Supplied material ->
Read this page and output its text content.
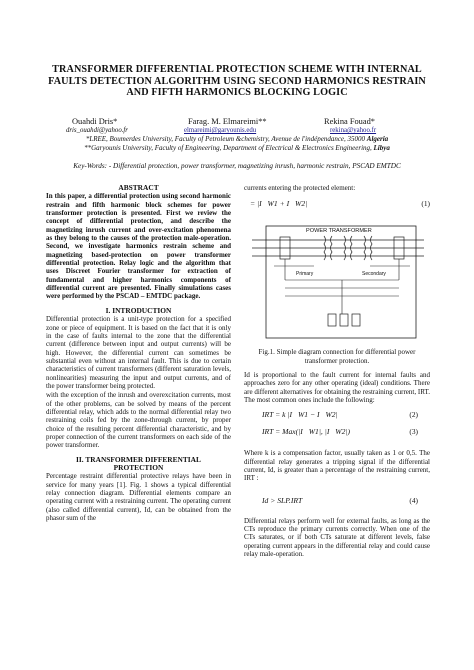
TRANSFORMER DIFFERENTIAL PROTECTION SCHEME WITH INTERNAL FAULTS DETECTION ALGORITHM USING SECOND HARMONICS RESTRAIN AND FIFTH HARMONICS BLOCKING LOGIC
Ouahdi Dris*	Farag. M. Elmareimi**	Rekina Fouad*
dris_ouahdi@yahoo.fr	elmareimi@garyounis.edu	rekina@yahoo.fr
*LREE, Boumerdes University, Faculty of Petroleum &chemistry, Avenue de l'indépendance, 35000 Algeria
**Garyounis University, Faculty of Engineering, Department of Electrical & Electronics Engineering, Libya
Key-Words: - Differential protection, power transformer, magnetizing inrush, harmonic restrain, PSCAD EMTDC
ABSTRACT

In this paper, a differential protection using second harmonic restrain and fifth harmonic block schemes for power transformer protection is presented. First we review the concept of differential protection, and describe the magnetizing inrush current and over-excitation phenomena as they belong to the causes of the protection male-operation. Second, we investigate harmonics restrain scheme and magnetizing based-protection on power transformer differential protection. Relay logic and the algorithm that uses Discreet Fourier transformer for extraction of fundamental and higher harmonics components of differential current are presented. Finally simulations cases were performed by the PSCAD – EMTDC package.

I. INTRODUCTION

Differential protection is a unit-type protection for a specified zone or piece of equipment. It is based on the fact that it is only in the case of faults internal to the zone that the differential current (difference between input and output currents) will be high. However, the differential current can sometimes be substantial even without an internal fault. This is due to certain characteristics of current transformers (different saturation levels, nonlinearities) measuring the input and output currents, and of the power transformer being protected.

with the exception of the inrush and overexcitation currents, most of the other problems, can be solved by means of the percent differential relay, which adds to the normal differential relay two restraining coils fed by the zone-through current, by proper choice of the resulting percent differential characteristic, and by proper connection of the current transformers on each side of the power transformer.

II. TRANSFORMER DIFFERENTIAL
PROTECTION

Percentage restraint differential protective relays have been in service for many years [1]. Fig. 1 shows a typical differential relay connection diagram. Differential elements compare an operating current with a restraining current. The operating current (also called differential current), Id, can be obtained from the phasor sum of the

currents entering the protected element:

= |I⃗W1 + I⃗W2|	(1)
POWER TRANSFORMER
Primary	Secondary

Fig.1. Simple diagram connection for differential power transformer protection.

Id is proportional to the fault current for internal faults and approaches zero for any other operating (ideal) conditions. There are different alternatives for obtaining the restraining current, IRT. The most common ones include the following:

IRT = k |I⃗W1 − I⃗W2|	(2)
IRT = Max(|I⃗W1|, |I⃗W2|)	(3)

Where k is a compensation factor, usually taken as 1 or 0,5. The differential relay generates a tripping signal if the differential current, Id, is greater than a percentage of the restraining current, IRT :

Id > SLP.IRT	(4)

Differential relays perform well for external faults, as long as the CTs reproduce the primary currents correctly. When one of the CTs saturates, or if both CTs saturate at different levels, false operating current appears in the differential relay and could cause relay male-operation.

Problem statement ->
Repeat every record precisely. Any picture among them stays out of the copy.

Solution to this problem ->
Read this page and output its text content.
TRANSFORMER DIFFERENTIAL PROTECTION SCHEME WITH INTERNAL FAULTS DETECTION ALGORITHM USING SECOND HARMONICS RESTRAIN AND FIFTH HARMONICS BLOCKING LOGIC
Ouahdi Dris*	Farag. M. Elmareimi**	Rekina Fouad*
dris_ouahdi@yahoo.fr	elmareimi@garyounis.edu	rekina@yahoo.fr
*LREE, Boumerdes University, Faculty of Petroleum &chemistry, Avenue de l'indépendance, 35000 Algeria
**Garyounis University, Faculty of Engineering, Department of Electrical & Electronics Engineering, Libya
Key-Words: - Differential protection, power transformer, magnetizing inrush, harmonic restrain, PSCAD EMTDC
ABSTRACT

In this paper, a differential protection using second harmonic restrain and fifth harmonic block schemes for power transformer protection is presented. First we review the concept of differential protection, and describe the magnetizing inrush current and over-excitation phenomena as they belong to the causes of the protection male-operation. Second, we investigate harmonics restrain scheme and magnetizing based-protection on power transformer differential protection. Relay logic and the algorithm that uses Discreet Fourier transformer for extraction of fundamental and higher harmonics components of differential current are presented. Finally simulations cases were performed by the PSCAD – EMTDC package.

I. INTRODUCTION

Differential protection is a unit-type protection for a specified zone or piece of equipment. It is based on the fact that it is only in the case of faults internal to the zone that the differential current (difference between input and output currents) will be high. However, the differential current can sometimes be substantial even without an internal fault. This is due to certain characteristics of current transformers (different saturation levels, nonlinearities) measuring the input and output currents, and of the power transformer being protected.

with the exception of the inrush and overexcitation currents, most of the other problems, can be solved by means of the percent differential relay, which adds to the normal differential relay two restraining coils fed by the zone-through current, by proper choice of the resulting percent differential characteristic, and by proper connection of the current transformers on each side of the power transformer.

II. TRANSFORMER DIFFERENTIAL
PROTECTION

Percentage restraint differential protective relays have been in service for many years [1]. Fig. 1 shows a typical differential relay connection diagram. Differential elements compare an operating current with a restraining current. The operating current (also called differential current), Id, can be obtained from the phasor sum of the

currents entering the protected element:

= |I⃗W1 + I⃗W2|	(1)
POWER TRANSFORMER
Primary	Secondary

Fig.1. Simple diagram connection for differential power transformer protection.

Id is proportional to the fault current for internal faults and approaches zero for any other operating (ideal) conditions. There are different alternatives for obtaining the restraining current, IRT. The most common ones include the following:

IRT = k |I⃗W1 − I⃗W2|	(2)
IRT = Max(|I⃗W1|, |I⃗W2|)	(3)

Where k is a compensation factor, usually taken as 1 or 0,5. The differential relay generates a tripping signal if the differential current, Id, is greater than a percentage of the restraining current, IRT :

Id > SLP.IRT	(4)

Differential relays perform well for external faults, as long as the CTs reproduce the primary currents correctly. When one of the CTs saturates, or if both CTs saturate at different levels, false operating current appears in the differential relay and could cause relay male-operation.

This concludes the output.